▶ [SUPPLIED PASSAGE]:
CODEWITHSUNDEEP
pthreadssemaphore
Dixit Singla
Dixit Singla

Reputation: 293

Semaphore not working properly?

I have just started learning threads and semaphores. I have created a simple program in C but its not working as expected. Please look at the code and tell me where I am wrong?

Thanks in advance.

I am using Ubuntu 14.04.

Commands I am using

gcc -o foo th.c -lpthread

./foo

th.c is the name of my c file

on execution every time the program should output:

Thread 1

Thread 2

Hello threads!

▶ [EXTRACTED RECORDS]:
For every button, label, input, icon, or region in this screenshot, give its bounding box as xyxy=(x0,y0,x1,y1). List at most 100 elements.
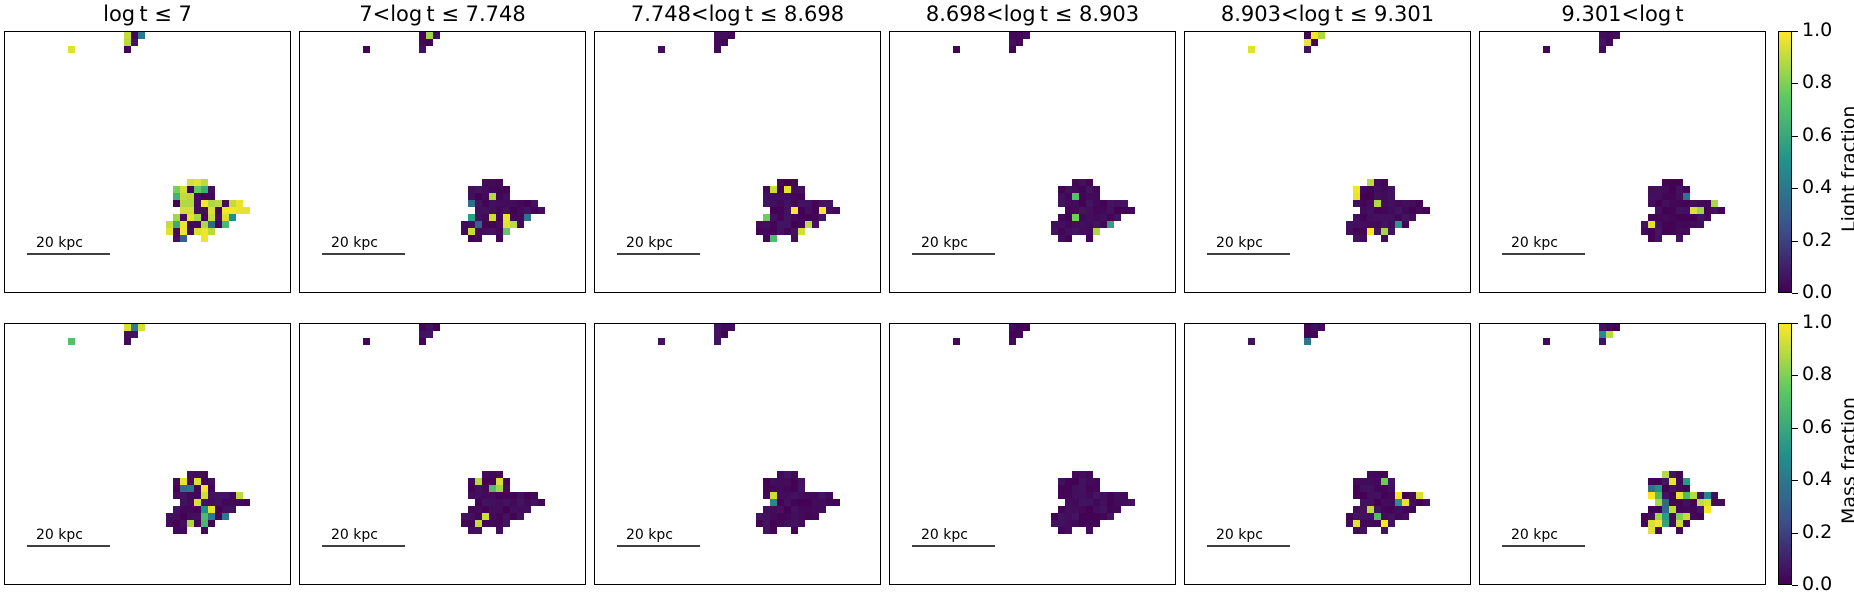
map-pixel xyxy=(1648,228,1655,235)
map-pixel xyxy=(1374,499,1381,506)
map-pixel xyxy=(1100,200,1107,207)
map-pixel xyxy=(1697,221,1704,228)
map-pixel xyxy=(1072,506,1079,513)
map-pixel xyxy=(468,186,475,193)
map-pixel xyxy=(419,338,426,345)
map-pixel xyxy=(1416,207,1423,214)
map-pixel xyxy=(1121,499,1128,506)
map-pixel xyxy=(1079,214,1086,221)
scale-bar-label: 20 kpc xyxy=(626,235,673,251)
map-pixel xyxy=(777,485,784,492)
map-pixel xyxy=(826,499,833,506)
map-pixel xyxy=(468,492,475,499)
map-pixel xyxy=(1058,214,1065,221)
map-pixel xyxy=(1613,324,1620,331)
map-pixel xyxy=(791,485,798,492)
map-pixel xyxy=(1248,338,1255,345)
map-pixel xyxy=(1402,513,1409,520)
map-pixel xyxy=(538,499,545,506)
fraction-map: 20 kpc xyxy=(1502,324,1725,547)
map-pixel xyxy=(1360,520,1367,527)
map-pixel xyxy=(208,506,215,513)
map-pixel xyxy=(756,221,763,228)
map-pixel xyxy=(482,207,489,214)
map-pixel xyxy=(482,200,489,207)
map-pixel xyxy=(215,214,222,221)
map-pixel xyxy=(1058,520,1065,527)
map-pixel xyxy=(1360,228,1367,235)
map-pixel xyxy=(763,485,770,492)
map-pixel xyxy=(173,513,180,520)
map-pixel xyxy=(1655,235,1662,242)
map-pixel xyxy=(1662,520,1669,527)
map-pixel xyxy=(1381,193,1388,200)
map-pixel xyxy=(1416,492,1423,499)
map-pixel xyxy=(1009,46,1016,53)
map-pixel xyxy=(426,39,433,46)
map-pixel xyxy=(721,331,728,338)
map-pixel xyxy=(124,32,131,39)
scale-bar-label: 20 kpc xyxy=(331,235,378,251)
map-pixel xyxy=(1690,499,1697,506)
fraction-map: 20 kpc xyxy=(912,324,1135,547)
map-pixel xyxy=(468,214,475,221)
map-pixel xyxy=(1072,228,1079,235)
map-pixel xyxy=(1711,207,1718,214)
map-pixel xyxy=(1402,221,1409,228)
map-pixel xyxy=(475,214,482,221)
map-pixel xyxy=(791,235,798,242)
map-pixel xyxy=(770,485,777,492)
map-pixel xyxy=(1079,471,1086,478)
map-pixel xyxy=(1676,485,1683,492)
map-pixel xyxy=(1662,499,1669,506)
map-pixel xyxy=(1676,513,1683,520)
map-pixel xyxy=(503,207,510,214)
map-pixel xyxy=(1353,235,1360,242)
map-pixel xyxy=(1683,485,1690,492)
map-pixel xyxy=(496,499,503,506)
map-pixel xyxy=(215,221,222,228)
map-pixel xyxy=(180,485,187,492)
map-pixel xyxy=(489,193,496,200)
map-pixel xyxy=(1009,39,1016,46)
fraction-map: 20 kpc xyxy=(27,32,250,255)
map-pixel xyxy=(1100,513,1107,520)
map-pixel xyxy=(1353,492,1360,499)
map-pixel xyxy=(1079,200,1086,207)
map-pixel xyxy=(1669,485,1676,492)
map-pixel xyxy=(1367,207,1374,214)
map-pixel xyxy=(419,39,426,46)
scale-bar-label: 20 kpc xyxy=(331,527,378,543)
map-pixel xyxy=(777,228,784,235)
map-pixel xyxy=(1606,32,1613,39)
map-pixel xyxy=(208,513,215,520)
colorbar-tick xyxy=(1792,240,1798,242)
map-pixel xyxy=(1086,221,1093,228)
map-pixel xyxy=(1121,200,1128,207)
map-pixel xyxy=(187,471,194,478)
map-pixel xyxy=(1683,200,1690,207)
map-pixel xyxy=(215,492,222,499)
map-panel: 20 kpc xyxy=(594,31,881,293)
map-pixel xyxy=(1009,32,1016,39)
map-pixel xyxy=(1676,471,1683,478)
map-pixel xyxy=(131,32,138,39)
map-pixel xyxy=(482,214,489,221)
map-pixel xyxy=(1058,228,1065,235)
colorbar xyxy=(1778,323,1792,585)
map-pixel xyxy=(475,499,482,506)
map-pixel xyxy=(194,478,201,485)
map-pixel xyxy=(763,200,770,207)
map-pixel xyxy=(770,235,777,242)
map-pixel xyxy=(1374,228,1381,235)
map-pixel xyxy=(1648,506,1655,513)
map-pixel xyxy=(1353,228,1360,235)
map-pixel xyxy=(1086,527,1093,534)
map-pixel xyxy=(1058,492,1065,499)
map-pixel xyxy=(496,478,503,485)
map-pixel xyxy=(1353,485,1360,492)
map-pixel xyxy=(419,46,426,53)
map-pixel xyxy=(131,324,138,331)
map-pixel xyxy=(777,520,784,527)
map-pixel xyxy=(222,221,229,228)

▶ [GIVEN TASK 1]: In the semaphore forum thread, what compile command does the poster use?
▶ [GIVEN TASK 2]: In the semaphore forum thread, copy everything from "Semaphore not working" down to "using Ubuntu 14.04." and swap "Ubuntu 14.04" for "Debian 8".
▶ [GIVEN TASK 3]: Pick up the semaphore forum thread after its final line and keep writing it.

▶ [WRITTEN ANSWER 1]: gcc -o foo th.c -lpthread

▶ [WRITTEN ANSWER 2]:
Semaphore not working properly?

I have just started learning threads and semaphores. I have created a simple program in C but its not working as expected. Please look at the code and tell me where I am wrong?

Thanks in advance.

I am using Debian 8.

▶ [WRITTEN ANSWER 3]:
But I am getting most of the times

Thread 2

Thread 1

Code:

#include <stdio.h>
#include <pthread.h>
#include <semaphore.h>

void myFun1(void *ptr);
void myFun2(void *ptr);

char buf[24];
sem_t mutex;

int main(){

    pthread_t t1;
    pthread_t t2;

    char *msg1 = "Thread 1";
    char *msg2 = "Thread 2";

    sem_init(&mutex, 0, 1);

    printf("mutex 00 %d \n", mutex);    
    pthread_create(&t1, NULL, (void *) &myFun1, (void *) msg1);
    pthread_create(&t2, NULL, (void *) &myFun2, (void *) msg2);

    pthread_join(t1, NULL);
    pthread_join(t2, NULL);

    sem_destroy(&mutex);

    return 0;
}

void myFun1 (void *ptr) {

    char *msg = (char *)ptr;
    printf("%s\n", msg);

    sem_wait(&mutex);
    sprintf(buf, "%s", "Hello Threads!");
    sem_post(&mutex);

    pthread_exit(0);
}

void myFun2(void *ptr) {

    char *msg = (char *)ptr;
    printf("%s\n", msg);

    sem_wait(&mutex);
    printf("%s\n", buf);
    sem_post(&mutex);

    pthread_exit(0);
}

Upvotes: 0

Views: 1169

Answers (1)

caf
caf

Reputation: 239011

Your expectation is wrong. Your program does not include any synchronisation to make the t1 thread execute before the t2 thread (or vice-versa), so either ordering is possible.

In the case where t2 acquires the semaphore first, buf will still be an empty string and that is what will print.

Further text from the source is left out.